> **Goal**
Would you copy out the whole listing exactly as given?

> **Records for this task**
★ ★ ★ ★ ★

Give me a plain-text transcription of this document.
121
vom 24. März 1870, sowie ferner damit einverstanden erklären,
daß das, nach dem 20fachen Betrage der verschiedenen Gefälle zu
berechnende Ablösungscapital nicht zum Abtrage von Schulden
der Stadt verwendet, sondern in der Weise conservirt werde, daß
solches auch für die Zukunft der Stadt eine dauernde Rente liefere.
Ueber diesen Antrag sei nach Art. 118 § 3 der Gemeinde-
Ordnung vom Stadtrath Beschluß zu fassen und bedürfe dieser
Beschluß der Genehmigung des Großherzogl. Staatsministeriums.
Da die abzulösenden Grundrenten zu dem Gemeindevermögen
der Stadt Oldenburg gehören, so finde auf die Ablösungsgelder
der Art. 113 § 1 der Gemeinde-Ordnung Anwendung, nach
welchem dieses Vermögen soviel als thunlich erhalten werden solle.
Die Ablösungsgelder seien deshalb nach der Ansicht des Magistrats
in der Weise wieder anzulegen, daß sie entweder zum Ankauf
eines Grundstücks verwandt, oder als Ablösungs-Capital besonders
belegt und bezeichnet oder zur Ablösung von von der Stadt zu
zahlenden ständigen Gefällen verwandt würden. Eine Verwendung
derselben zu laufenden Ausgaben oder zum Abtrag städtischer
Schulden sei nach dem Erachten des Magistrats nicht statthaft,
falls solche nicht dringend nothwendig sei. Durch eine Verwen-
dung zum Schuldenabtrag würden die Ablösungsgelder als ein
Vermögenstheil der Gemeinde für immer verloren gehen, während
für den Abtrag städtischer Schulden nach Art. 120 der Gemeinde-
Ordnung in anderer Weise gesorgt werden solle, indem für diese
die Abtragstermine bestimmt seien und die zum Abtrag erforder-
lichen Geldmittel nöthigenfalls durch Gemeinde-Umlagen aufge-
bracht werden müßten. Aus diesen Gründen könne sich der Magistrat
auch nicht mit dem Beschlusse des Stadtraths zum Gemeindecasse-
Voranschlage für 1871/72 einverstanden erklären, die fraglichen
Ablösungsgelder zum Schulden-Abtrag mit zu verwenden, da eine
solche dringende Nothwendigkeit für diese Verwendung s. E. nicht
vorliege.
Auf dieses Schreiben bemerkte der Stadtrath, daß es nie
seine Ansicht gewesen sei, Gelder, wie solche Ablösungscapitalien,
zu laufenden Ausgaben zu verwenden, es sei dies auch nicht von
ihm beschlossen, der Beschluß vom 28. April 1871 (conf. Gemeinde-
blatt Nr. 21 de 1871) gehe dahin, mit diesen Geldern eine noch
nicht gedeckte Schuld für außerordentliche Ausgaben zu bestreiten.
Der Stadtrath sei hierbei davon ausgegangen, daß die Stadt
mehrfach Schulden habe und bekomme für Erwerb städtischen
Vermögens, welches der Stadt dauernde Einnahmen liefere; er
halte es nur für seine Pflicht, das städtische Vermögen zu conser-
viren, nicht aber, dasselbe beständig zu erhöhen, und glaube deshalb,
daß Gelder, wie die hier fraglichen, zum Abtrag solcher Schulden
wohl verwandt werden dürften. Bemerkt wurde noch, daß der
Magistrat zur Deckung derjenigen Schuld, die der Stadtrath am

★ ★ ★ ★ ★

> **Output below**
Give me a plain-text transcription of this document.
121
vom 24. März 1870, sowie ferner damit einverstanden erklären,
daß das, nach dem 20fachen Betrage der verschiedenen Gefälle zu
berechnende Ablösungscapital nicht zum Abtrage von Schulden
der Stadt verwendet, sondern in der Weise conservirt werde, daß
solches auch für die Zukunft der Stadt eine dauernde Rente liefere.
Ueber diesen Antrag sei nach Art. 118 § 3 der Gemeinde-
Ordnung vom Stadtrath Beschluß zu fassen und bedürfe dieser
Beschluß der Genehmigung des Großherzogl. Staatsministeriums.
Da die abzulösenden Grundrenten zu dem Gemeindevermögen
der Stadt Oldenburg gehören, so finde auf die Ablösungsgelder
der Art. 113 § 1 der Gemeinde-Ordnung Anwendung, nach
welchem dieses Vermögen soviel als thunlich erhalten werden solle.
Die Ablösungsgelder seien deshalb nach der Ansicht des Magistrats
in der Weise wieder anzulegen, daß sie entweder zum Ankauf
eines Grundstücks verwandt, oder als Ablösungs-Capital besonders
belegt und bezeichnet oder zur Ablösung von von der Stadt zu
zahlenden ständigen Gefällen verwandt würden. Eine Verwendung
derselben zu laufenden Ausgaben oder zum Abtrag städtischer
Schulden sei nach dem Erachten des Magistrats nicht statthaft,
falls solche nicht dringend nothwendig sei. Durch eine Verwen-
dung zum Schuldenabtrag würden die Ablösungsgelder als ein
Vermögenstheil der Gemeinde für immer verloren gehen, während
für den Abtrag städtischer Schulden nach Art. 120 der Gemeinde-
Ordnung in anderer Weise gesorgt werden solle, indem für diese
die Abtragstermine bestimmt seien und die zum Abtrag erforder-
lichen Geldmittel nöthigenfalls durch Gemeinde-Umlagen aufge-
bracht werden müßten. Aus diesen Gründen könne sich der Magistrat
auch nicht mit dem Beschlusse des Stadtraths zum Gemeindecasse-
Voranschlage für 1871/72 einverstanden erklären, die fraglichen
Ablösungsgelder zum Schulden-Abtrag mit zu verwenden, da eine
solche dringende Nothwendigkeit für diese Verwendung s. E. nicht
vorliege.
Auf dieses Schreiben bemerkte der Stadtrath, daß es nie
seine Ansicht gewesen sei, Gelder, wie solche Ablösungscapitalien,
zu laufenden Ausgaben zu verwenden, es sei dies auch nicht von
ihm beschlossen, der Beschluß vom 28. April 1871 (conf. Gemeinde-
blatt Nr. 21 de 1871) gehe dahin, mit diesen Geldern eine noch
nicht gedeckte Schuld für außerordentliche Ausgaben zu bestreiten.
Der Stadtrath sei hierbei davon ausgegangen, daß die Stadt
mehrfach Schulden habe und bekomme für Erwerb städtischen
Vermögens, welches der Stadt dauernde Einnahmen liefere; er
halte es nur für seine Pflicht, das städtische Vermögen zu conser-
viren, nicht aber, dasselbe beständig zu erhöhen, und glaube deshalb,
daß Gelder, wie die hier fraglichen, zum Abtrag solcher Schulden
wohl verwandt werden dürften. Bemerkt wurde noch, daß der
Magistrat zur Deckung derjenigen Schuld, die der Stadtrath am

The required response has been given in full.